[Start of Attachment]

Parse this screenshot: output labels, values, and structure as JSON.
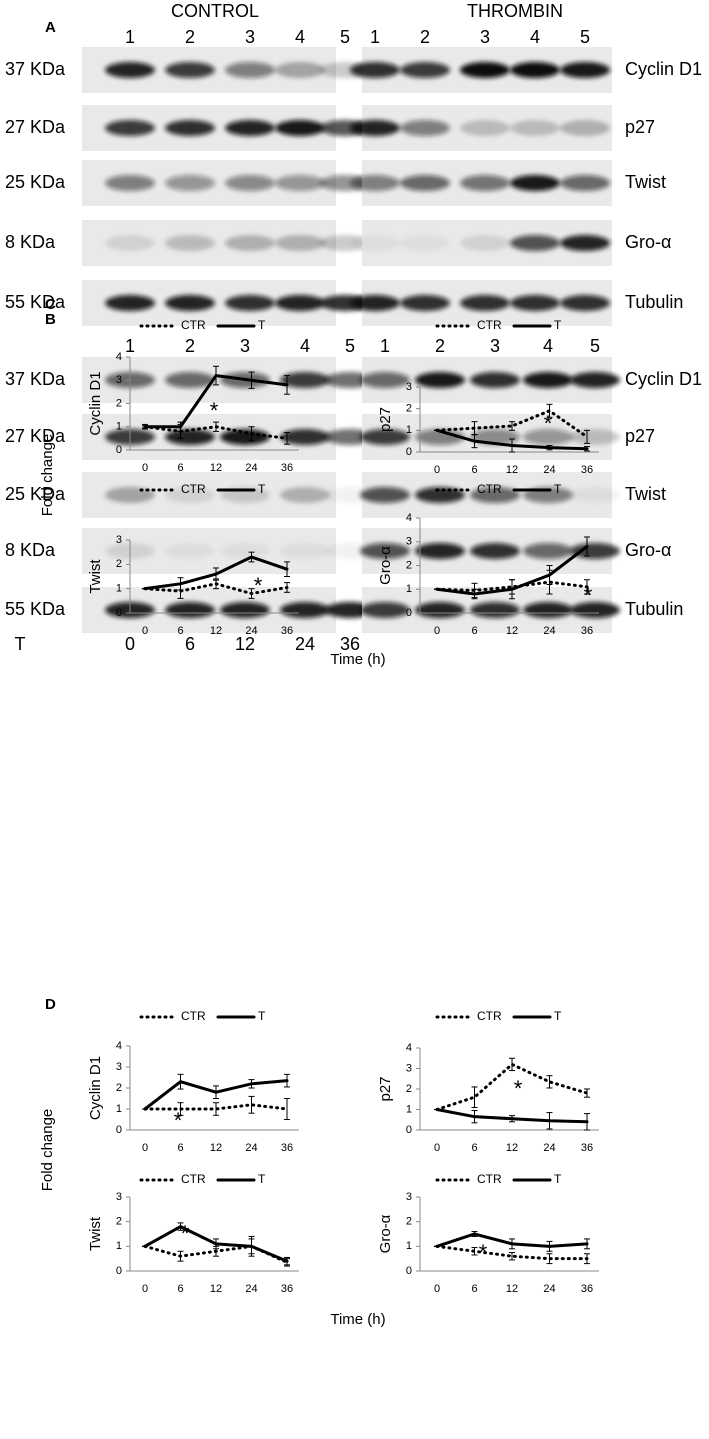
{
  "panel_A": {
    "label": "A",
    "groups": [
      "CONTROL",
      "THROMBIN"
    ],
    "lanes": [
      "1",
      "2",
      "3",
      "4",
      "5"
    ],
    "sizes": [
      "37 KDa",
      "27 KDa",
      "25 KDa",
      "8 KDa",
      "55 KDa"
    ],
    "proteins": [
      "Cyclin D1",
      "p27",
      "Twist",
      "Gro-α",
      "Tubulin"
    ]
  },
  "panel_B": {
    "label": "B",
    "lanes": [
      "1",
      "2",
      "3",
      "4",
      "5"
    ],
    "sizes": [
      "37 KDa",
      "27 KDa",
      "25 KDa",
      "8 KDa",
      "55 KDa"
    ],
    "proteins": [
      "Cyclin D1",
      "p27",
      "Twist",
      "Gro-α",
      "Tubulin"
    ],
    "time_label": "T",
    "times": [
      "0",
      "6",
      "12",
      "24",
      "36"
    ]
  },
  "panel_C": {
    "label": "C",
    "y_label": "Fold change",
    "x_label": "Time (h)"
  },
  "panel_D": {
    "label": "D",
    "y_label": "Fold change",
    "x_label": "Time (h)"
  },
  "chart_data": [
    {
      "type": "line",
      "y_label": "Cyclin D1",
      "categories": [
        "0",
        "6",
        "12",
        "24",
        "36"
      ],
      "ylim": [
        0,
        4
      ],
      "yticks": [
        0,
        1,
        2,
        3,
        4
      ],
      "annotation": "*",
      "series": [
        {
          "name": "CTR",
          "color": "#000000",
          "dash": "dotted",
          "values": [
            1,
            0.8,
            1.0,
            0.7,
            0.5
          ],
          "errors": [
            0.1,
            0.3,
            0.2,
            0.3,
            0.25
          ]
        },
        {
          "name": "T",
          "color": "#000000",
          "dash": "solid",
          "values": [
            1,
            1,
            3.2,
            3.0,
            2.8
          ],
          "errors": [
            0.05,
            0.2,
            0.4,
            0.35,
            0.4
          ]
        }
      ]
    },
    {
      "type": "line",
      "y_label": "p27",
      "categories": [
        "0",
        "6",
        "12",
        "24",
        "36"
      ],
      "ylim": [
        0,
        3
      ],
      "yticks": [
        0,
        1,
        2,
        3
      ],
      "annotation": "*",
      "series": [
        {
          "name": "CTR",
          "color": "#000000",
          "dash": "dotted",
          "values": [
            1,
            1.1,
            1.2,
            1.9,
            0.7
          ],
          "errors": [
            0,
            0.3,
            0.2,
            0.3,
            0.3
          ]
        },
        {
          "name": "T",
          "color": "#000000",
          "dash": "solid",
          "values": [
            1,
            0.5,
            0.3,
            0.2,
            0.15
          ],
          "errors": [
            0,
            0.3,
            0.3,
            0.1,
            0.1
          ]
        }
      ]
    },
    {
      "type": "line",
      "y_label": "Twist",
      "categories": [
        "0",
        "6",
        "12",
        "24",
        "36"
      ],
      "ylim": [
        0,
        3
      ],
      "yticks": [
        0,
        1,
        2,
        3
      ],
      "annotation": "*",
      "series": [
        {
          "name": "CTR",
          "color": "#000000",
          "dash": "dotted",
          "values": [
            1,
            0.9,
            1.2,
            0.8,
            1.05
          ],
          "errors": [
            0,
            0.3,
            0.2,
            0.2,
            0.2
          ]
        },
        {
          "name": "T",
          "color": "#000000",
          "dash": "solid",
          "values": [
            1,
            1.2,
            1.6,
            2.3,
            1.8
          ],
          "errors": [
            0,
            0.25,
            0.25,
            0.2,
            0.3
          ]
        }
      ]
    },
    {
      "type": "line",
      "y_label": "Gro-α",
      "categories": [
        "0",
        "6",
        "12",
        "24",
        "36"
      ],
      "ylim": [
        0,
        4
      ],
      "yticks": [
        0,
        1,
        2,
        3,
        4
      ],
      "annotation": "*",
      "series": [
        {
          "name": "CTR",
          "color": "#000000",
          "dash": "dotted",
          "values": [
            1,
            0.95,
            1.1,
            1.3,
            1.1
          ],
          "errors": [
            0,
            0.3,
            0.3,
            0.5,
            0.3
          ]
        },
        {
          "name": "T",
          "color": "#000000",
          "dash": "solid",
          "values": [
            1,
            0.8,
            1.0,
            1.6,
            2.8
          ],
          "errors": [
            0,
            0.2,
            0.4,
            0.4,
            0.4
          ]
        }
      ]
    },
    {
      "type": "line",
      "y_label": "Cyclin D1",
      "categories": [
        "0",
        "6",
        "12",
        "24",
        "36"
      ],
      "ylim": [
        0,
        4
      ],
      "yticks": [
        0,
        1,
        2,
        3,
        4
      ],
      "annotation": "*",
      "series": [
        {
          "name": "CTR",
          "color": "#000000",
          "dash": "dotted",
          "values": [
            1,
            1,
            1,
            1.2,
            1
          ],
          "errors": [
            0,
            0.3,
            0.3,
            0.4,
            0.5
          ]
        },
        {
          "name": "T",
          "color": "#000000",
          "dash": "solid",
          "values": [
            1,
            2.3,
            1.8,
            2.2,
            2.35
          ],
          "errors": [
            0,
            0.35,
            0.3,
            0.2,
            0.3
          ]
        }
      ]
    },
    {
      "type": "line",
      "y_label": "p27",
      "categories": [
        "0",
        "6",
        "12",
        "24",
        "36"
      ],
      "ylim": [
        0,
        4
      ],
      "yticks": [
        0,
        1,
        2,
        3,
        4
      ],
      "annotation": "*",
      "series": [
        {
          "name": "CTR",
          "color": "#000000",
          "dash": "dotted",
          "values": [
            1,
            1.6,
            3.2,
            2.35,
            1.8
          ],
          "errors": [
            0,
            0.5,
            0.3,
            0.3,
            0.2
          ]
        },
        {
          "name": "T",
          "color": "#000000",
          "dash": "solid",
          "values": [
            1,
            0.65,
            0.55,
            0.45,
            0.4
          ],
          "errors": [
            0,
            0.3,
            0.15,
            0.4,
            0.4
          ]
        }
      ]
    },
    {
      "type": "line",
      "y_label": "Twist",
      "categories": [
        "0",
        "6",
        "12",
        "24",
        "36"
      ],
      "ylim": [
        0,
        3
      ],
      "yticks": [
        0,
        1,
        2,
        3
      ],
      "annotation": "*",
      "series": [
        {
          "name": "CTR",
          "color": "#000000",
          "dash": "dotted",
          "values": [
            1,
            0.6,
            0.8,
            1.0,
            0.35
          ],
          "errors": [
            0,
            0.2,
            0.2,
            0.3,
            0.15
          ]
        },
        {
          "name": "T",
          "color": "#000000",
          "dash": "solid",
          "values": [
            1,
            1.8,
            1.1,
            1.0,
            0.4
          ],
          "errors": [
            0,
            0.15,
            0.2,
            0.4,
            0.15
          ]
        }
      ]
    },
    {
      "type": "line",
      "y_label": "Gro-α",
      "categories": [
        "0",
        "6",
        "12",
        "24",
        "36"
      ],
      "ylim": [
        0,
        3
      ],
      "yticks": [
        0,
        1,
        2,
        3
      ],
      "annotation": "*",
      "series": [
        {
          "name": "CTR",
          "color": "#000000",
          "dash": "dotted",
          "values": [
            1,
            0.8,
            0.6,
            0.5,
            0.5
          ],
          "errors": [
            0,
            0.15,
            0.15,
            0.2,
            0.2
          ]
        },
        {
          "name": "T",
          "color": "#000000",
          "dash": "solid",
          "values": [
            1,
            1.5,
            1.1,
            1.0,
            1.1
          ],
          "errors": [
            0,
            0.1,
            0.2,
            0.2,
            0.2
          ]
        }
      ]
    }
  ]
}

[End of Attachment]

- [Problem description]:
Exactly as written, copy out the listing, but without any pictures.

- [Problem solution]:
Parse this screenshot: output labels, values, and structure as JSON.
{
  "panel_A": {
    "label": "A",
    "groups": [
      "CONTROL",
      "THROMBIN"
    ],
    "lanes": [
      "1",
      "2",
      "3",
      "4",
      "5"
    ],
    "sizes": [
      "37 KDa",
      "27 KDa",
      "25 KDa",
      "8 KDa",
      "55 KDa"
    ],
    "proteins": [
      "Cyclin D1",
      "p27",
      "Twist",
      "Gro-α",
      "Tubulin"
    ]
  },
  "panel_B": {
    "label": "B",
    "lanes": [
      "1",
      "2",
      "3",
      "4",
      "5"
    ],
    "sizes": [
      "37 KDa",
      "27 KDa",
      "25 KDa",
      "8 KDa",
      "55 KDa"
    ],
    "proteins": [
      "Cyclin D1",
      "p27",
      "Twist",
      "Gro-α",
      "Tubulin"
    ],
    "time_label": "T",
    "times": [
      "0",
      "6",
      "12",
      "24",
      "36"
    ]
  },
  "panel_C": {
    "label": "C",
    "y_label": "Fold change",
    "x_label": "Time (h)"
  },
  "panel_D": {
    "label": "D",
    "y_label": "Fold change",
    "x_label": "Time (h)"
  },
  "chart_data": [
    {
      "type": "line",
      "y_label": "Cyclin D1",
      "categories": [
        "0",
        "6",
        "12",
        "24",
        "36"
      ],
      "ylim": [
        0,
        4
      ],
      "yticks": [
        0,
        1,
        2,
        3,
        4
      ],
      "annotation": "*",
      "series": [
        {
          "name": "CTR",
          "color": "#000000",
          "dash": "dotted",
          "values": [
            1,
            0.8,
            1.0,
            0.7,
            0.5
          ],
          "errors": [
            0.1,
            0.3,
            0.2,
            0.3,
            0.25
          ]
        },
        {
          "name": "T",
          "color": "#000000",
          "dash": "solid",
          "values": [
            1,
            1,
            3.2,
            3.0,
            2.8
          ],
          "errors": [
            0.05,
            0.2,
            0.4,
            0.35,
            0.4
          ]
        }
      ]
    },
    {
      "type": "line",
      "y_label": "p27",
      "categories": [
        "0",
        "6",
        "12",
        "24",
        "36"
      ],
      "ylim": [
        0,
        3
      ],
      "yticks": [
        0,
        1,
        2,
        3
      ],
      "annotation": "*",
      "series": [
        {
          "name": "CTR",
          "color": "#000000",
          "dash": "dotted",
          "values": [
            1,
            1.1,
            1.2,
            1.9,
            0.7
          ],
          "errors": [
            0,
            0.3,
            0.2,
            0.3,
            0.3
          ]
        },
        {
          "name": "T",
          "color": "#000000",
          "dash": "solid",
          "values": [
            1,
            0.5,
            0.3,
            0.2,
            0.15
          ],
          "errors": [
            0,
            0.3,
            0.3,
            0.1,
            0.1
          ]
        }
      ]
    },
    {
      "type": "line",
      "y_label": "Twist",
      "categories": [
        "0",
        "6",
        "12",
        "24",
        "36"
      ],
      "ylim": [
        0,
        3
      ],
      "yticks": [
        0,
        1,
        2,
        3
      ],
      "annotation": "*",
      "series": [
        {
          "name": "CTR",
          "color": "#000000",
          "dash": "dotted",
          "values": [
            1,
            0.9,
            1.2,
            0.8,
            1.05
          ],
          "errors": [
            0,
            0.3,
            0.2,
            0.2,
            0.2
          ]
        },
        {
          "name": "T",
          "color": "#000000",
          "dash": "solid",
          "values": [
            1,
            1.2,
            1.6,
            2.3,
            1.8
          ],
          "errors": [
            0,
            0.25,
            0.25,
            0.2,
            0.3
          ]
        }
      ]
    },
    {
      "type": "line",
      "y_label": "Gro-α",
      "categories": [
        "0",
        "6",
        "12",
        "24",
        "36"
      ],
      "ylim": [
        0,
        4
      ],
      "yticks": [
        0,
        1,
        2,
        3,
        4
      ],
      "annotation": "*",
      "series": [
        {
          "name": "CTR",
          "color": "#000000",
          "dash": "dotted",
          "values": [
            1,
            0.95,
            1.1,
            1.3,
            1.1
          ],
          "errors": [
            0,
            0.3,
            0.3,
            0.5,
            0.3
          ]
        },
        {
          "name": "T",
          "color": "#000000",
          "dash": "solid",
          "values": [
            1,
            0.8,
            1.0,
            1.6,
            2.8
          ],
          "errors": [
            0,
            0.2,
            0.4,
            0.4,
            0.4
          ]
        }
      ]
    },
    {
      "type": "line",
      "y_label": "Cyclin D1",
      "categories": [
        "0",
        "6",
        "12",
        "24",
        "36"
      ],
      "ylim": [
        0,
        4
      ],
      "yticks": [
        0,
        1,
        2,
        3,
        4
      ],
      "annotation": "*",
      "series": [
        {
          "name": "CTR",
          "color": "#000000",
          "dash": "dotted",
          "values": [
            1,
            1,
            1,
            1.2,
            1
          ],
          "errors": [
            0,
            0.3,
            0.3,
            0.4,
            0.5
          ]
        },
        {
          "name": "T",
          "color": "#000000",
          "dash": "solid",
          "values": [
            1,
            2.3,
            1.8,
            2.2,
            2.35
          ],
          "errors": [
            0,
            0.35,
            0.3,
            0.2,
            0.3
          ]
        }
      ]
    },
    {
      "type": "line",
      "y_label": "p27",
      "categories": [
        "0",
        "6",
        "12",
        "24",
        "36"
      ],
      "ylim": [
        0,
        4
      ],
      "yticks": [
        0,
        1,
        2,
        3,
        4
      ],
      "annotation": "*",
      "series": [
        {
          "name": "CTR",
          "color": "#000000",
          "dash": "dotted",
          "values": [
            1,
            1.6,
            3.2,
            2.35,
            1.8
          ],
          "errors": [
            0,
            0.5,
            0.3,
            0.3,
            0.2
          ]
        },
        {
          "name": "T",
          "color": "#000000",
          "dash": "solid",
          "values": [
            1,
            0.65,
            0.55,
            0.45,
            0.4
          ],
          "errors": [
            0,
            0.3,
            0.15,
            0.4,
            0.4
          ]
        }
      ]
    },
    {
      "type": "line",
      "y_label": "Twist",
      "categories": [
        "0",
        "6",
        "12",
        "24",
        "36"
      ],
      "ylim": [
        0,
        3
      ],
      "yticks": [
        0,
        1,
        2,
        3
      ],
      "annotation": "*",
      "series": [
        {
          "name": "CTR",
          "color": "#000000",
          "dash": "dotted",
          "values": [
            1,
            0.6,
            0.8,
            1.0,
            0.35
          ],
          "errors": [
            0,
            0.2,
            0.2,
            0.3,
            0.15
          ]
        },
        {
          "name": "T",
          "color": "#000000",
          "dash": "solid",
          "values": [
            1,
            1.8,
            1.1,
            1.0,
            0.4
          ],
          "errors": [
            0,
            0.15,
            0.2,
            0.4,
            0.15
          ]
        }
      ]
    },
    {
      "type": "line",
      "y_label": "Gro-α",
      "categories": [
        "0",
        "6",
        "12",
        "24",
        "36"
      ],
      "ylim": [
        0,
        3
      ],
      "yticks": [
        0,
        1,
        2,
        3
      ],
      "annotation": "*",
      "series": [
        {
          "name": "CTR",
          "color": "#000000",
          "dash": "dotted",
          "values": [
            1,
            0.8,
            0.6,
            0.5,
            0.5
          ],
          "errors": [
            0,
            0.15,
            0.15,
            0.2,
            0.2
          ]
        },
        {
          "name": "T",
          "color": "#000000",
          "dash": "solid",
          "values": [
            1,
            1.5,
            1.1,
            1.0,
            1.1
          ],
          "errors": [
            0,
            0.1,
            0.2,
            0.2,
            0.2
          ]
        }
      ]
    }
  ]
}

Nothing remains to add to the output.